--- start Listed entries ---
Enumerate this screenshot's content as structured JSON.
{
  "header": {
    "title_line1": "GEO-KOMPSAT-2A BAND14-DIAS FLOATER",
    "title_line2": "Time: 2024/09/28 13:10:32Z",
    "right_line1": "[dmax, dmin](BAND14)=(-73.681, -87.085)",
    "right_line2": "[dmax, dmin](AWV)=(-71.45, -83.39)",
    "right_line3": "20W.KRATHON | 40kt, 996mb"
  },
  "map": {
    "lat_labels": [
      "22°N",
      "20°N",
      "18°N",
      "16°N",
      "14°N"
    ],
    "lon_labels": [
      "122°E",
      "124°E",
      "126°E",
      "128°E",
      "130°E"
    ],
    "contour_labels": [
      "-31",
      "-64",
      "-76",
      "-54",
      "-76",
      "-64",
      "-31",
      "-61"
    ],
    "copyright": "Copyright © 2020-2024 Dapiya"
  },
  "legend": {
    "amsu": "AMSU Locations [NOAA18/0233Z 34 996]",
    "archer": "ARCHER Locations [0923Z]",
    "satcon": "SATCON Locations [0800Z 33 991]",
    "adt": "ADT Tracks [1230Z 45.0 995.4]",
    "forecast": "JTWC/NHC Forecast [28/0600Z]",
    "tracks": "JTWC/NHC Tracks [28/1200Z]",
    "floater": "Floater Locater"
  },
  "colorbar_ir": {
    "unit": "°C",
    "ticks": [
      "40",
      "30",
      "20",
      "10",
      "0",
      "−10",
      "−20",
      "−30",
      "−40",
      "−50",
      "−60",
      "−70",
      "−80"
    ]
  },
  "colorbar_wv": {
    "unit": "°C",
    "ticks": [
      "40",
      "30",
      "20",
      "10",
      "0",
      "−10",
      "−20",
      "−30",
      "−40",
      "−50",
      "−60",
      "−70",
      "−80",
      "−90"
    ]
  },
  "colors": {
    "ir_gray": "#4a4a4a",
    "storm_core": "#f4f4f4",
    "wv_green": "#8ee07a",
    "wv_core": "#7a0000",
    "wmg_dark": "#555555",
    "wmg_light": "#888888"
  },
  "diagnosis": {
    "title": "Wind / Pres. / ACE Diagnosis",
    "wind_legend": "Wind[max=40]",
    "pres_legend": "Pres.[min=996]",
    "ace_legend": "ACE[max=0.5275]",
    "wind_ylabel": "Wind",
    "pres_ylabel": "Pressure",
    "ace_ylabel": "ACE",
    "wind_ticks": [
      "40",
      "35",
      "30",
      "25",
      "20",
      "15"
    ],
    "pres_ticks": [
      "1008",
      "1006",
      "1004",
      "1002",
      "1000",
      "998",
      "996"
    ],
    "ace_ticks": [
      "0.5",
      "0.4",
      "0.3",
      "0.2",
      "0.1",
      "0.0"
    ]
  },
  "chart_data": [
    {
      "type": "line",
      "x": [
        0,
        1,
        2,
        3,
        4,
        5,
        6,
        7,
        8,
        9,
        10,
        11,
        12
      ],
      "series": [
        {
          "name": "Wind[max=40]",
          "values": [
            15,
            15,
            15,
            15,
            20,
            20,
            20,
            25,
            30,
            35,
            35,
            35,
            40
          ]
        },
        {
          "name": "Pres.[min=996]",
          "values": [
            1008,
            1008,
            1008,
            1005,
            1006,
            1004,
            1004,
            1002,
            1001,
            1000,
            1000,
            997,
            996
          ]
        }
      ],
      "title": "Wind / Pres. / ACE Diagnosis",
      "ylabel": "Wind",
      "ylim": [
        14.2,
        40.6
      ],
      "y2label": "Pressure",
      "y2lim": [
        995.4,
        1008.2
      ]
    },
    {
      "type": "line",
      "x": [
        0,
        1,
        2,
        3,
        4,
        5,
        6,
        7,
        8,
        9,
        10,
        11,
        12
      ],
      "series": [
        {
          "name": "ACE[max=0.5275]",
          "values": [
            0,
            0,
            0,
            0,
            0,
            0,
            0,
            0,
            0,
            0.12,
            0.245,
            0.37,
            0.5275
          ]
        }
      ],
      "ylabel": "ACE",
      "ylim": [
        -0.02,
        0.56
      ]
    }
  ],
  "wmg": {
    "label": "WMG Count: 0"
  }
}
--- end Listed entries ---
(Stated goal) Reproduce the material verbatim, line by line.

(Solution to the exercise)
Enumerate this screenshot's content as structured JSON.
{
  "header": {
    "title_line1": "GEO-KOMPSAT-2A BAND14-DIAS FLOATER",
    "title_line2": "Time: 2024/09/28 13:10:32Z",
    "right_line1": "[dmax, dmin](BAND14)=(-73.681, -87.085)",
    "right_line2": "[dmax, dmin](AWV)=(-71.45, -83.39)",
    "right_line3": "20W.KRATHON | 40kt, 996mb"
  },
  "map": {
    "lat_labels": [
      "22°N",
      "20°N",
      "18°N",
      "16°N",
      "14°N"
    ],
    "lon_labels": [
      "122°E",
      "124°E",
      "126°E",
      "128°E",
      "130°E"
    ],
    "contour_labels": [
      "-31",
      "-64",
      "-76",
      "-54",
      "-76",
      "-64",
      "-31",
      "-61"
    ],
    "copyright": "Copyright © 2020-2024 Dapiya"
  },
  "legend": {
    "amsu": "AMSU Locations [NOAA18/0233Z 34 996]",
    "archer": "ARCHER Locations [0923Z]",
    "satcon": "SATCON Locations [0800Z 33 991]",
    "adt": "ADT Tracks [1230Z 45.0 995.4]",
    "forecast": "JTWC/NHC Forecast [28/0600Z]",
    "tracks": "JTWC/NHC Tracks [28/1200Z]",
    "floater": "Floater Locater"
  },
  "colorbar_ir": {
    "unit": "°C",
    "ticks": [
      "40",
      "30",
      "20",
      "10",
      "0",
      "−10",
      "−20",
      "−30",
      "−40",
      "−50",
      "−60",
      "−70",
      "−80"
    ]
  },
  "colorbar_wv": {
    "unit": "°C",
    "ticks": [
      "40",
      "30",
      "20",
      "10",
      "0",
      "−10",
      "−20",
      "−30",
      "−40",
      "−50",
      "−60",
      "−70",
      "−80",
      "−90"
    ]
  },
  "colors": {
    "ir_gray": "#4a4a4a",
    "storm_core": "#f4f4f4",
    "wv_green": "#8ee07a",
    "wv_core": "#7a0000",
    "wmg_dark": "#555555",
    "wmg_light": "#888888"
  },
  "diagnosis": {
    "title": "Wind / Pres. / ACE Diagnosis",
    "wind_legend": "Wind[max=40]",
    "pres_legend": "Pres.[min=996]",
    "ace_legend": "ACE[max=0.5275]",
    "wind_ylabel": "Wind",
    "pres_ylabel": "Pressure",
    "ace_ylabel": "ACE",
    "wind_ticks": [
      "40",
      "35",
      "30",
      "25",
      "20",
      "15"
    ],
    "pres_ticks": [
      "1008",
      "1006",
      "1004",
      "1002",
      "1000",
      "998",
      "996"
    ],
    "ace_ticks": [
      "0.5",
      "0.4",
      "0.3",
      "0.2",
      "0.1",
      "0.0"
    ]
  },
  "chart_data": [
    {
      "type": "line",
      "x": [
        0,
        1,
        2,
        3,
        4,
        5,
        6,
        7,
        8,
        9,
        10,
        11,
        12
      ],
      "series": [
        {
          "name": "Wind[max=40]",
          "values": [
            15,
            15,
            15,
            15,
            20,
            20,
            20,
            25,
            30,
            35,
            35,
            35,
            40
          ]
        },
        {
          "name": "Pres.[min=996]",
          "values": [
            1008,
            1008,
            1008,
            1005,
            1006,
            1004,
            1004,
            1002,
            1001,
            1000,
            1000,
            997,
            996
          ]
        }
      ],
      "title": "Wind / Pres. / ACE Diagnosis",
      "ylabel": "Wind",
      "ylim": [
        14.2,
        40.6
      ],
      "y2label": "Pressure",
      "y2lim": [
        995.4,
        1008.2
      ]
    },
    {
      "type": "line",
      "x": [
        0,
        1,
        2,
        3,
        4,
        5,
        6,
        7,
        8,
        9,
        10,
        11,
        12
      ],
      "series": [
        {
          "name": "ACE[max=0.5275]",
          "values": [
            0,
            0,
            0,
            0,
            0,
            0,
            0,
            0,
            0,
            0.12,
            0.245,
            0.37,
            0.5275
          ]
        }
      ],
      "ylabel": "ACE",
      "ylim": [
        -0.02,
        0.56
      ]
    }
  ],
  "wmg": {
    "label": "WMG Count: 0"
  }
}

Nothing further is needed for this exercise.